ENTRIES:
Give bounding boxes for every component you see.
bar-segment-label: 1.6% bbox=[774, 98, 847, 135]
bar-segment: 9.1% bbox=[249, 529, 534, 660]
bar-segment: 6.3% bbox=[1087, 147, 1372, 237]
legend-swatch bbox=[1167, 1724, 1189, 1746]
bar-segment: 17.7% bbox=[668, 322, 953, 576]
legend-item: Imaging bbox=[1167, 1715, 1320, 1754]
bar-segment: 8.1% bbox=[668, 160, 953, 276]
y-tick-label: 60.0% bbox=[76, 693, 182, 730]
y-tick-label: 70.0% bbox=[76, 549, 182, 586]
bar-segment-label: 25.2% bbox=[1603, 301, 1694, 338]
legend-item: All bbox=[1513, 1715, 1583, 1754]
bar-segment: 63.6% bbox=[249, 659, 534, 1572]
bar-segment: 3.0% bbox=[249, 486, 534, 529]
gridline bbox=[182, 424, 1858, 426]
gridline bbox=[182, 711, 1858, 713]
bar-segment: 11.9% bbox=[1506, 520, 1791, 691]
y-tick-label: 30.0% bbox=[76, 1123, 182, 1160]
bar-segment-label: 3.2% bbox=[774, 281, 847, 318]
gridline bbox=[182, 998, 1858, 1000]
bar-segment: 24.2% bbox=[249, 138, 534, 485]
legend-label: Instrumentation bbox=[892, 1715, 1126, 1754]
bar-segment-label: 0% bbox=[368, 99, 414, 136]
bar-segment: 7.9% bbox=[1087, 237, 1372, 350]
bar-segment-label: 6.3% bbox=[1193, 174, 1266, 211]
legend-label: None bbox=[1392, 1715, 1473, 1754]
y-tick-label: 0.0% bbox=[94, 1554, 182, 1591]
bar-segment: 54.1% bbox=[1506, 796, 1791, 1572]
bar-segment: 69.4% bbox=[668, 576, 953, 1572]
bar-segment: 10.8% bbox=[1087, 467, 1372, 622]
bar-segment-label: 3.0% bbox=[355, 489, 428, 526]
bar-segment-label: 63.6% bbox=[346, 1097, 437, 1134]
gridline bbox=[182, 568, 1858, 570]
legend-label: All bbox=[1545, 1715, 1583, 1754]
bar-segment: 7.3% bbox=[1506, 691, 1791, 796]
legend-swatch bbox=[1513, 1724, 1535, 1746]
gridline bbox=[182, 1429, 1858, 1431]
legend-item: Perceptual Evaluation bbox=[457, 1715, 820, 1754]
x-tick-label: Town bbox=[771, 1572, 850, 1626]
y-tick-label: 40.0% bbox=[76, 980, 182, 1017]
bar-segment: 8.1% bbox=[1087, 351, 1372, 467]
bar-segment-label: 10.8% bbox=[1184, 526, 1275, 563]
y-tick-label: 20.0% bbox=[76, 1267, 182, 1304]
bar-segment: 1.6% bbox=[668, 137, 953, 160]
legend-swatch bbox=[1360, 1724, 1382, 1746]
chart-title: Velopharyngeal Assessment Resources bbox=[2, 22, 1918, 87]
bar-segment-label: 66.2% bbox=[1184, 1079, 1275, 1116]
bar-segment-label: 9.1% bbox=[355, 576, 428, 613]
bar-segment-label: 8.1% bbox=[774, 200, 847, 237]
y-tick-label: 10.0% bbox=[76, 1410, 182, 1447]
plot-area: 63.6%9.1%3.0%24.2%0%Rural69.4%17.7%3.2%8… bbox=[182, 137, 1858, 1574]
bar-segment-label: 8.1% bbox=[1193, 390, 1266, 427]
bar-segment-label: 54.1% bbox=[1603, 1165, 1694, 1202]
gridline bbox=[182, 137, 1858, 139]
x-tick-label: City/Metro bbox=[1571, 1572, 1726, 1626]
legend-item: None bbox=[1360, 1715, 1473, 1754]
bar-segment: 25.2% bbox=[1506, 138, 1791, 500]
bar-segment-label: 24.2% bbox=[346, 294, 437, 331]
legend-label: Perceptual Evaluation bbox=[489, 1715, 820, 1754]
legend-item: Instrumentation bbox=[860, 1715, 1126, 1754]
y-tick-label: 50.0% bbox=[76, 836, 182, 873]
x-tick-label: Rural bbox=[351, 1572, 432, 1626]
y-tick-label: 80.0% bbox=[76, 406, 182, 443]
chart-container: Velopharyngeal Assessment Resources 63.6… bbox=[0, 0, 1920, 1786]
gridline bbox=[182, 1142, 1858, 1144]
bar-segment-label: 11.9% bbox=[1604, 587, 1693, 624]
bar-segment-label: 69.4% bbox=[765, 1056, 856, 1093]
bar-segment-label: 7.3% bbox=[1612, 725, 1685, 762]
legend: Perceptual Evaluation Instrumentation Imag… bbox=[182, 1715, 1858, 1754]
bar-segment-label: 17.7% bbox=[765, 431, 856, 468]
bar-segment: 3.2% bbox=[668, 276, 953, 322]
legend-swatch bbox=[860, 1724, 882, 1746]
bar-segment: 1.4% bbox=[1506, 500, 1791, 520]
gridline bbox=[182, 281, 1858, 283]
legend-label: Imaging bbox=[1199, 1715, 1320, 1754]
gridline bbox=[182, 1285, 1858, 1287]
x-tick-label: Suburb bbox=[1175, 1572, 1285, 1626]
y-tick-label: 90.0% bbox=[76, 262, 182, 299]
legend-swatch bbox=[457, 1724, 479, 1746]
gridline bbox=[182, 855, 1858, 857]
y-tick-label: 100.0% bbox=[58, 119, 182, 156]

YOUR TASK:
Set down all of the material above again, line by line, with every character unchanged.

TASK RESULT:
Give bounding boxes for every component you see.
bar-segment-label: 1.6% bbox=[774, 98, 847, 135]
bar-segment: 9.1% bbox=[249, 529, 534, 660]
bar-segment: 6.3% bbox=[1087, 147, 1372, 237]
legend-swatch bbox=[1167, 1724, 1189, 1746]
bar-segment: 17.7% bbox=[668, 322, 953, 576]
legend-item: Imaging bbox=[1167, 1715, 1320, 1754]
bar-segment: 8.1% bbox=[668, 160, 953, 276]
y-tick-label: 60.0% bbox=[76, 693, 182, 730]
y-tick-label: 70.0% bbox=[76, 549, 182, 586]
bar-segment-label: 25.2% bbox=[1603, 301, 1694, 338]
legend-item: All bbox=[1513, 1715, 1583, 1754]
bar-segment: 63.6% bbox=[249, 659, 534, 1572]
bar-segment: 3.0% bbox=[249, 486, 534, 529]
gridline bbox=[182, 424, 1858, 426]
gridline bbox=[182, 711, 1858, 713]
bar-segment: 11.9% bbox=[1506, 520, 1791, 691]
y-tick-label: 30.0% bbox=[76, 1123, 182, 1160]
bar-segment-label: 3.2% bbox=[774, 281, 847, 318]
gridline bbox=[182, 998, 1858, 1000]
bar-segment: 24.2% bbox=[249, 138, 534, 485]
legend-label: Instrumentation bbox=[892, 1715, 1126, 1754]
bar-segment-label: 0% bbox=[368, 99, 414, 136]
bar-segment: 7.9% bbox=[1087, 237, 1372, 350]
bar-segment-label: 6.3% bbox=[1193, 174, 1266, 211]
legend-label: None bbox=[1392, 1715, 1473, 1754]
y-tick-label: 0.0% bbox=[94, 1554, 182, 1591]
bar-segment: 54.1% bbox=[1506, 796, 1791, 1572]
bar-segment: 69.4% bbox=[668, 576, 953, 1572]
bar-segment: 10.8% bbox=[1087, 467, 1372, 622]
bar-segment-label: 3.0% bbox=[355, 489, 428, 526]
bar-segment-label: 63.6% bbox=[346, 1097, 437, 1134]
gridline bbox=[182, 568, 1858, 570]
legend-label: All bbox=[1545, 1715, 1583, 1754]
bar-segment: 7.3% bbox=[1506, 691, 1791, 796]
legend-swatch bbox=[1513, 1724, 1535, 1746]
gridline bbox=[182, 1429, 1858, 1431]
legend-item: Perceptual Evaluation bbox=[457, 1715, 820, 1754]
x-tick-label: Town bbox=[771, 1572, 850, 1626]
y-tick-label: 40.0% bbox=[76, 980, 182, 1017]
bar-segment: 8.1% bbox=[1087, 351, 1372, 467]
bar-segment-label: 10.8% bbox=[1184, 526, 1275, 563]
y-tick-label: 20.0% bbox=[76, 1267, 182, 1304]
bar-segment: 1.6% bbox=[668, 137, 953, 160]
legend-swatch bbox=[1360, 1724, 1382, 1746]
chart-title: Velopharyngeal Assessment Resources bbox=[2, 22, 1918, 87]
bar-segment-label: 66.2% bbox=[1184, 1079, 1275, 1116]
bar-segment-label: 9.1% bbox=[355, 576, 428, 613]
bar-segment-label: 8.1% bbox=[774, 200, 847, 237]
y-tick-label: 10.0% bbox=[76, 1410, 182, 1447]
plot-area: 63.6%9.1%3.0%24.2%0%Rural69.4%17.7%3.2%8… bbox=[182, 137, 1858, 1574]
bar-segment-label: 8.1% bbox=[1193, 390, 1266, 427]
bar-segment-label: 54.1% bbox=[1603, 1165, 1694, 1202]
gridline bbox=[182, 137, 1858, 139]
x-tick-label: City/Metro bbox=[1571, 1572, 1726, 1626]
legend-item: None bbox=[1360, 1715, 1473, 1754]
bar-segment: 25.2% bbox=[1506, 138, 1791, 500]
bar-segment-label: 24.2% bbox=[346, 294, 437, 331]
legend-label: Perceptual Evaluation bbox=[489, 1715, 820, 1754]
legend-item: Instrumentation bbox=[860, 1715, 1126, 1754]
y-tick-label: 50.0% bbox=[76, 836, 182, 873]
x-tick-label: Rural bbox=[351, 1572, 432, 1626]
y-tick-label: 80.0% bbox=[76, 406, 182, 443]
chart-container: Velopharyngeal Assessment Resources 63.6… bbox=[0, 0, 1920, 1786]
gridline bbox=[182, 1142, 1858, 1144]
bar-segment-label: 11.9% bbox=[1604, 587, 1693, 624]
bar-segment-label: 69.4% bbox=[765, 1056, 856, 1093]
bar-segment-label: 7.3% bbox=[1612, 725, 1685, 762]
legend: Perceptual Evaluation Instrumentation Imag… bbox=[182, 1715, 1858, 1754]
bar-segment-label: 17.7% bbox=[765, 431, 856, 468]
bar-segment: 3.2% bbox=[668, 276, 953, 322]
legend-swatch bbox=[860, 1724, 882, 1746]
bar-segment: 1.4% bbox=[1506, 500, 1791, 520]
gridline bbox=[182, 281, 1858, 283]
legend-label: Imaging bbox=[1199, 1715, 1320, 1754]
gridline bbox=[182, 1285, 1858, 1287]
x-tick-label: Suburb bbox=[1175, 1572, 1285, 1626]
y-tick-label: 90.0% bbox=[76, 262, 182, 299]
legend-swatch bbox=[457, 1724, 479, 1746]
gridline bbox=[182, 855, 1858, 857]
y-tick-label: 100.0% bbox=[58, 119, 182, 156]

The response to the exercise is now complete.